▸ Short exercise:
Write out the material below again, unchanged.

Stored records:
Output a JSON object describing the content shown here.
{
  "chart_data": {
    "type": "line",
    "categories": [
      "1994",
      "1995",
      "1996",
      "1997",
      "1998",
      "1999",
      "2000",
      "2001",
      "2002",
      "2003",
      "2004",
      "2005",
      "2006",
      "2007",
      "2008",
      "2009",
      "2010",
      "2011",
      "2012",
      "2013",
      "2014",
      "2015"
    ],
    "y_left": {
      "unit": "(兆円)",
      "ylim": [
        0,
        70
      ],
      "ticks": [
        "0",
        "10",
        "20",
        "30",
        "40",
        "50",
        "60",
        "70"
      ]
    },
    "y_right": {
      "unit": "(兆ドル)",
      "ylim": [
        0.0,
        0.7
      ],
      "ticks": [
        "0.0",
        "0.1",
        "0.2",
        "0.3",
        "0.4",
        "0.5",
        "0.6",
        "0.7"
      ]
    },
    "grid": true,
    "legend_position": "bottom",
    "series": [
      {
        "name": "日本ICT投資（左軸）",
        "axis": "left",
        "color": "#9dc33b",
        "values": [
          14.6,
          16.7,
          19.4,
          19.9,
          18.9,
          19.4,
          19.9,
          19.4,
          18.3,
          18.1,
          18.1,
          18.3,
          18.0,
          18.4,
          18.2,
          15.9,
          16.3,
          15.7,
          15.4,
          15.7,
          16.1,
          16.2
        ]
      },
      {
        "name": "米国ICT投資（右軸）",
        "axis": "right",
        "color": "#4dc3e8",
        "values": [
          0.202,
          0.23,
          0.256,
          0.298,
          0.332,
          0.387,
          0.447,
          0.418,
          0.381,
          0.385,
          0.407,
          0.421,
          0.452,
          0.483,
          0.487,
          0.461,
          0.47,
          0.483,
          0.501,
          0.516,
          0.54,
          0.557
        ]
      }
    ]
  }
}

▸ Correct output:
Output a JSON object describing the content shown here.
{
  "chart_data": {
    "type": "line",
    "categories": [
      "1994",
      "1995",
      "1996",
      "1997",
      "1998",
      "1999",
      "2000",
      "2001",
      "2002",
      "2003",
      "2004",
      "2005",
      "2006",
      "2007",
      "2008",
      "2009",
      "2010",
      "2011",
      "2012",
      "2013",
      "2014",
      "2015"
    ],
    "y_left": {
      "unit": "(兆円)",
      "ylim": [
        0,
        70
      ],
      "ticks": [
        "0",
        "10",
        "20",
        "30",
        "40",
        "50",
        "60",
        "70"
      ]
    },
    "y_right": {
      "unit": "(兆ドル)",
      "ylim": [
        0.0,
        0.7
      ],
      "ticks": [
        "0.0",
        "0.1",
        "0.2",
        "0.3",
        "0.4",
        "0.5",
        "0.6",
        "0.7"
      ]
    },
    "grid": true,
    "legend_position": "bottom",
    "series": [
      {
        "name": "日本ICT投資（左軸）",
        "axis": "left",
        "color": "#9dc33b",
        "values": [
          14.6,
          16.7,
          19.4,
          19.9,
          18.9,
          19.4,
          19.9,
          19.4,
          18.3,
          18.1,
          18.1,
          18.3,
          18.0,
          18.4,
          18.2,
          15.9,
          16.3,
          15.7,
          15.4,
          15.7,
          16.1,
          16.2
        ]
      },
      {
        "name": "米国ICT投資（右軸）",
        "axis": "right",
        "color": "#4dc3e8",
        "values": [
          0.202,
          0.23,
          0.256,
          0.298,
          0.332,
          0.387,
          0.447,
          0.418,
          0.381,
          0.385,
          0.407,
          0.421,
          0.452,
          0.483,
          0.487,
          0.461,
          0.47,
          0.483,
          0.501,
          0.516,
          0.54,
          0.557
        ]
      }
    ]
  }
}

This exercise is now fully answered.